* _INPUT_
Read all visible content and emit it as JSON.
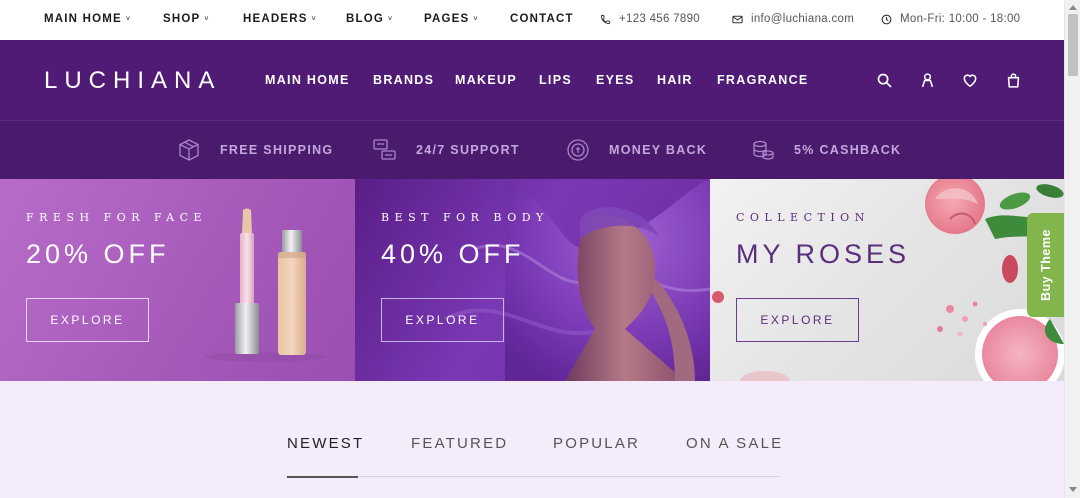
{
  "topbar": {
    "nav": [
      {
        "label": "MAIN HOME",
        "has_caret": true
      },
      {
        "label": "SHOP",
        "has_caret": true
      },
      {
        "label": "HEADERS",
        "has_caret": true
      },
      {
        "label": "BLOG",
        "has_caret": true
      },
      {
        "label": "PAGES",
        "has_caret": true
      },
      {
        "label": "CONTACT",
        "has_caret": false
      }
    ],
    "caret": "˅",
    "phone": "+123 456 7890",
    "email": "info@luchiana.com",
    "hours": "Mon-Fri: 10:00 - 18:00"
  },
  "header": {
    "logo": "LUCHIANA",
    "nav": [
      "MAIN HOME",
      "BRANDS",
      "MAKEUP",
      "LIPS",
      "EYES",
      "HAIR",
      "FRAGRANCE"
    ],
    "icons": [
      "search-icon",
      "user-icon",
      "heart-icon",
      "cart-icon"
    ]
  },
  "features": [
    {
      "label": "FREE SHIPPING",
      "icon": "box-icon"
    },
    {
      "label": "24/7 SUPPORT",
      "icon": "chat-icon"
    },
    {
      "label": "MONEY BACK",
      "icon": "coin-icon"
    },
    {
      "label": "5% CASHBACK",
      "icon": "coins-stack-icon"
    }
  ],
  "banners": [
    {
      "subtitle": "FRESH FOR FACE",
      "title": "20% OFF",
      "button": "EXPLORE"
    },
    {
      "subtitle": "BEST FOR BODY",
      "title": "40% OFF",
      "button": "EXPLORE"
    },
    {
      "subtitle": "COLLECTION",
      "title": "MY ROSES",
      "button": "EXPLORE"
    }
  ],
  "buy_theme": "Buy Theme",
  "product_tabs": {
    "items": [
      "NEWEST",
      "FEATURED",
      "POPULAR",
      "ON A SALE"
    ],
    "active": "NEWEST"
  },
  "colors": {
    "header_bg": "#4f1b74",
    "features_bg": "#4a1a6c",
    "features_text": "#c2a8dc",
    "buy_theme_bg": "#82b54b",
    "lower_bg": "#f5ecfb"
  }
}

* _TASK OBJECTIVE_
Pull out every line holding "label" from the records above, and copy it.

* _RESPONSE_
        "label": "MAIN HOME",
        "label": "SHOP",
        "label": "HEADERS",
        "label": "BLOG",
        "label": "PAGES",
        "label": "CONTACT",
      "label": "FREE SHIPPING",
      "label": "24/7 SUPPORT",
      "label": "MONEY BACK",
      "label": "5% CASHBACK",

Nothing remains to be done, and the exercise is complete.